Più antica del vino, più antica del whisky, più antica anche del pane. La birra è una delle prime cose che l’uomo ha inventato e una delle più longeve. Ora si produce in mille modi: esistono le tipologie più raffinate, aromatizzate; le birre dei frati trappisti, le birre dei microbirrifici, fino ad arrivare alle produzioni industriali.
Visto che la coltivazione del grano risale ad almeno 13mila anni fa e quella della birra a qualche millennio dopo, verrebbe da chiedersi a cosa attribuire questo lunghissimo successo. Semplice: è molto buona. In origine, poi, era anche più sana dell’acqua, perché il processo di fermentazione permetteva di eliminare molti batteri nocivi. Era così importante che i sumeri avevano anche una divinità dedicata, si chiamava Ninkasi.
Proprio questo inno a Ninkasi, tradotto da Miguel Civil, contiene delle istruzioni precise per la preparazione della birra. La birra di Ninkasi fu provata nel 1991 da Fritz Maytag, fondatore della Anchor Brewing Company di San Francisco. Risultato: «una bevanda con una concentrazione alcolica del 3,5%, molto simile alle birre attuali, con un sapore secco, poco amaro». Più o meno, «un sidro». Ha una caratteristica interessante, che spiega anche l’utilizzo, più rituale che altro, che se ne faceva: è una birra dalla consumazione immediata.

▶ [Estratto della fonte]:
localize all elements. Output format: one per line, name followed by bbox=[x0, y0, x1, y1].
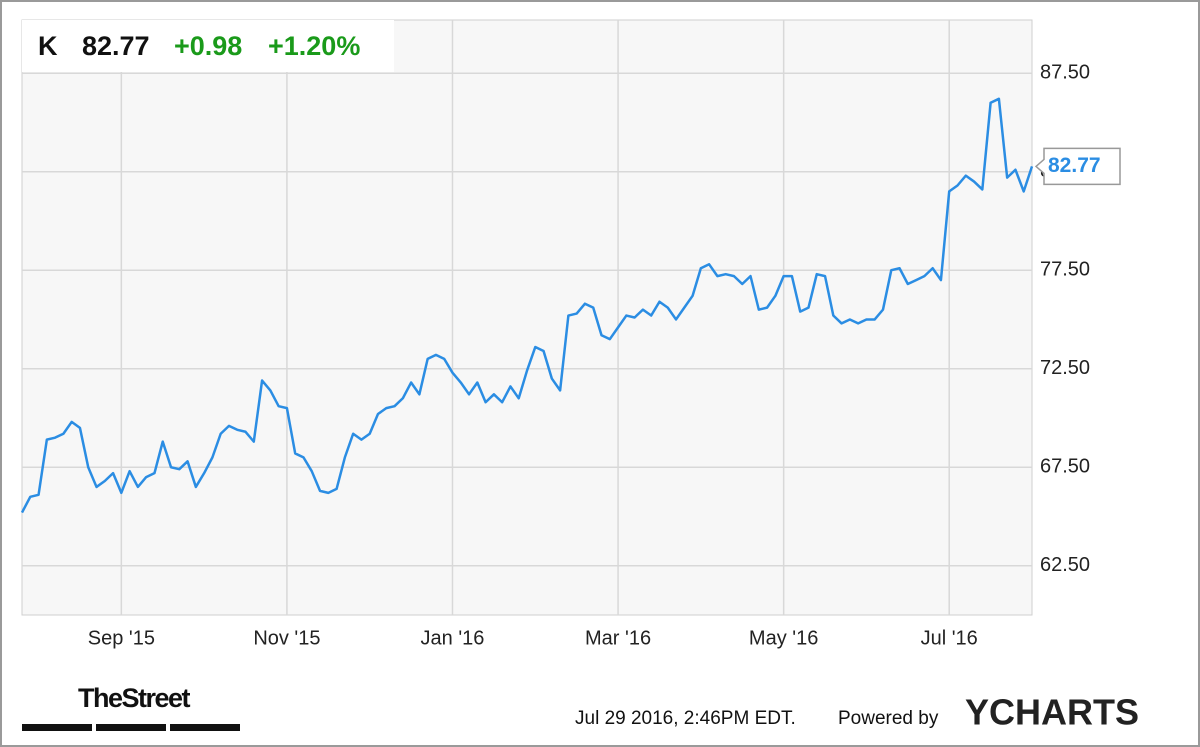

▶ [Esercizi e compiti]:
1 - Elenca tutte le cose rispetto alle quali, secondo il brano sulla birra, la birra è più antica.
2 - Trascrivi dal brano sulla birra tutto ciò che va da "Proprio questo inno" fino a "dalla consumazione immediata.".

▶ [Risposte scritte]:
1 - Il vino, il whisky e il pane.

2 -
Proprio questo inno a Ninkasi, tradotto da Miguel Civil, contiene delle istruzioni precise per la preparazione della birra. La birra di Ninkasi fu provata nel 1991 da Fritz Maytag, fondatore della Anchor Brewing Company di San Francisco. Risultato: «una bevanda con una concentrazione alcolica del 3,5%, molto simile alle birre attuali, con un sapore secco, poco amaro». Più o meno, «un sidro». Ha una caratteristica interessante, che spiega anche l’utilizzo, più rituale che altro, che se ne faceva: è una birra dalla consumazione immediata.